WHAT YOU NEED TO DO: Show only lines that include "JSON".

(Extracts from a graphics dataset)
## start

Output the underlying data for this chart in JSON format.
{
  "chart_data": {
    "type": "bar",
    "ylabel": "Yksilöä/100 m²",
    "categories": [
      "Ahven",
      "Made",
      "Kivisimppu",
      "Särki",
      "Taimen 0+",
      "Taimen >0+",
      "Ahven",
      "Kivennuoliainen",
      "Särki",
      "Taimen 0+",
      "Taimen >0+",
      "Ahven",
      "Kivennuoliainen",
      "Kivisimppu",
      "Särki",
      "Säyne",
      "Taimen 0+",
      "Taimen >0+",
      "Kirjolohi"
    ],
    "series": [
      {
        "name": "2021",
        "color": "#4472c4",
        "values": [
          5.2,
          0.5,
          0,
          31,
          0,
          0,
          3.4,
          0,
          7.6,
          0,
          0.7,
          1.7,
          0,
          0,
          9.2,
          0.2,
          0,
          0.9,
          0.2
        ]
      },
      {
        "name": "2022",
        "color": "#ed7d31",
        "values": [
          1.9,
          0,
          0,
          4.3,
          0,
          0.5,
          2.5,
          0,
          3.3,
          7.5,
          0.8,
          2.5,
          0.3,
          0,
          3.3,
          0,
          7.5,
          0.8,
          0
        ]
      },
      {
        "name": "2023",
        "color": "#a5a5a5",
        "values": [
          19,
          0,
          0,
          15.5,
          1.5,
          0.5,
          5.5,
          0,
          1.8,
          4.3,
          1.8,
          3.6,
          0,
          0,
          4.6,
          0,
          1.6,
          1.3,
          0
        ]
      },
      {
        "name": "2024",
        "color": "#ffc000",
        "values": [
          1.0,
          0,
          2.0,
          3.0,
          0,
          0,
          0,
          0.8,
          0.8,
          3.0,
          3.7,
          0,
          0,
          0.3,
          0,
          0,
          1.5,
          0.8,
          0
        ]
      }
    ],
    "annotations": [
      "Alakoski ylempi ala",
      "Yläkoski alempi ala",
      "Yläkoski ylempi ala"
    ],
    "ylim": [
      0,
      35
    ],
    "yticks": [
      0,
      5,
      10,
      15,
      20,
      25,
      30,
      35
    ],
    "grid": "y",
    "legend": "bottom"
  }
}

## end
## start

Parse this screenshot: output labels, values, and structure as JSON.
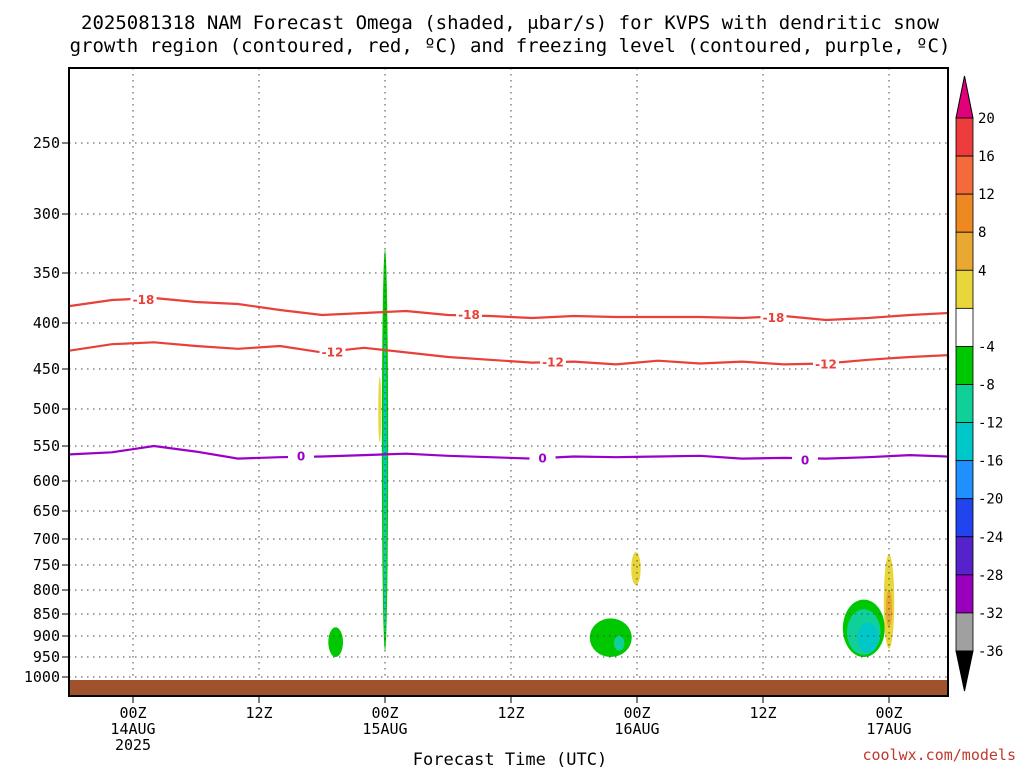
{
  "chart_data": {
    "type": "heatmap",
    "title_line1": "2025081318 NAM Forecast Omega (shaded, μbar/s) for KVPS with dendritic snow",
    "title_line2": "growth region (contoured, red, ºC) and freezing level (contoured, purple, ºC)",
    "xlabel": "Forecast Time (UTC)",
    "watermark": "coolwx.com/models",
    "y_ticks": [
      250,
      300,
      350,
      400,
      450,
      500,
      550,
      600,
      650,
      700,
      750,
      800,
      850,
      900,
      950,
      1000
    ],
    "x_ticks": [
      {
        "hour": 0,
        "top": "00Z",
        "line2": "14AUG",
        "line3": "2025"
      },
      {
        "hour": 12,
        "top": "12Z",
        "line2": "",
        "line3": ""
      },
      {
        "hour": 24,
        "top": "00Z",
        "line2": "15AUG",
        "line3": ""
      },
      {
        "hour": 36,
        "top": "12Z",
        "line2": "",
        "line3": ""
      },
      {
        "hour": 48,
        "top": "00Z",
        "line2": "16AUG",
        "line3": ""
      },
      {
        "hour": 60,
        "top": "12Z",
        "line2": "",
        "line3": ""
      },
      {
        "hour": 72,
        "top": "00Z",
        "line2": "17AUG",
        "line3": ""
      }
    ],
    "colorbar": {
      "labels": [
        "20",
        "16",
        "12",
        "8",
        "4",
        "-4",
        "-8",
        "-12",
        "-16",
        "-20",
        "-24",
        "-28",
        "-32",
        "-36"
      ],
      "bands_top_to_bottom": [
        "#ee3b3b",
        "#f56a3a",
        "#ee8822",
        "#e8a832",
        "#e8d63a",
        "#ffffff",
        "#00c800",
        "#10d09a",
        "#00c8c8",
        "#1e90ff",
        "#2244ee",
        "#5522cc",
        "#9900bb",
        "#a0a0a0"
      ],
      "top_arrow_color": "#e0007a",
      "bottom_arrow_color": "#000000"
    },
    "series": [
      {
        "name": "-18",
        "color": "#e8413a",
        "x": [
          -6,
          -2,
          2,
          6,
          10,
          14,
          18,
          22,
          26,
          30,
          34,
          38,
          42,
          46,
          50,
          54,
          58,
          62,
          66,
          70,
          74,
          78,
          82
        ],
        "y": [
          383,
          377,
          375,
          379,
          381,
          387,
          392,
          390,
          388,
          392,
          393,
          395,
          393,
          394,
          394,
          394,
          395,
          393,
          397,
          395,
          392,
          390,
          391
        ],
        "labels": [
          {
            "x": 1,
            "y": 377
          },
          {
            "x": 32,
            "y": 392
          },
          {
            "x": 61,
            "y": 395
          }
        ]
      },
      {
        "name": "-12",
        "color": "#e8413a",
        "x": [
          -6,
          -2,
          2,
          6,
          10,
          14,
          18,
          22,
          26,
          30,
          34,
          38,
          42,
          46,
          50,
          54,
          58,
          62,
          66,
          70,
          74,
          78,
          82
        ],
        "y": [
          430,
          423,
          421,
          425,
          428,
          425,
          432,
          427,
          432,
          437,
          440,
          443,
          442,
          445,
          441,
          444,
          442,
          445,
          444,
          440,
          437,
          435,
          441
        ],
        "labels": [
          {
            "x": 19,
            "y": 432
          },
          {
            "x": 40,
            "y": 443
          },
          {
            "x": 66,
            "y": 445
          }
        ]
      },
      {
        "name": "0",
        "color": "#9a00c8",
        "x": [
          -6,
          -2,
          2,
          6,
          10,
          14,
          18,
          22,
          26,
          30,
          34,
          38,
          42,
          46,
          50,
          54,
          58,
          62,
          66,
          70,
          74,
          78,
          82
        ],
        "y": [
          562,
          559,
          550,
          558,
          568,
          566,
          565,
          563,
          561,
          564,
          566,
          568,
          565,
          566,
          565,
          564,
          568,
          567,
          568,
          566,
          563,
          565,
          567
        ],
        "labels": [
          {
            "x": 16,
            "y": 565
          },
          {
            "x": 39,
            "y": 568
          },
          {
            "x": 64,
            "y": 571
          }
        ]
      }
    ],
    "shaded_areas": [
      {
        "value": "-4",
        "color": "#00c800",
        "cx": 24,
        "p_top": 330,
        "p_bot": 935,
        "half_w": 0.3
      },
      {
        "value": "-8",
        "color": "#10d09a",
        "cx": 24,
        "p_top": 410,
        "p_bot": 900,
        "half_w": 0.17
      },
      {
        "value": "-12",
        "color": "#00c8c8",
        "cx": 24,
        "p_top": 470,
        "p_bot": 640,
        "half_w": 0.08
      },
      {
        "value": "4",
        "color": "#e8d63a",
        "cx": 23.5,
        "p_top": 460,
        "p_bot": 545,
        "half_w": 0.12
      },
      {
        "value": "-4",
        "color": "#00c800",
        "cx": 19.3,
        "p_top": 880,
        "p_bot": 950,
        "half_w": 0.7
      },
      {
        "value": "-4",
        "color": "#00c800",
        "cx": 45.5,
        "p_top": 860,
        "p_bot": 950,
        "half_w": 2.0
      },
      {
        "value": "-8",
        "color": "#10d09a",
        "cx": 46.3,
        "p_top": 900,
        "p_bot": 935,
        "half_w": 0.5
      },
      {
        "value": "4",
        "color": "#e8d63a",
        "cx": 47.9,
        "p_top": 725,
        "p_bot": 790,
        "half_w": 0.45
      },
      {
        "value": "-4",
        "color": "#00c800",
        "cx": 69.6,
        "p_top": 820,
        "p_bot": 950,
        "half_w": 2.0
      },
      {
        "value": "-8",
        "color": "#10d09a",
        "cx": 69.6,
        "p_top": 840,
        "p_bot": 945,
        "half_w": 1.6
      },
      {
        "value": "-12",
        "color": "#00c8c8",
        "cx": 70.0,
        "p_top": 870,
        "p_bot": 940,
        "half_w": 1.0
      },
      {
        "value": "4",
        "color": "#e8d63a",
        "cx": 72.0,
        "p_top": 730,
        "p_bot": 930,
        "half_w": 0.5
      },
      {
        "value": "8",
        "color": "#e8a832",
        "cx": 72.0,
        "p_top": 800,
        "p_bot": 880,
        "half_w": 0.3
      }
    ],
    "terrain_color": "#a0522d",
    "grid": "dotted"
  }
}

## end

OUTPUT OF THE EXERCISE:
Output the underlying data for this chart in JSON format.
Parse this screenshot: output labels, values, and structure as JSON.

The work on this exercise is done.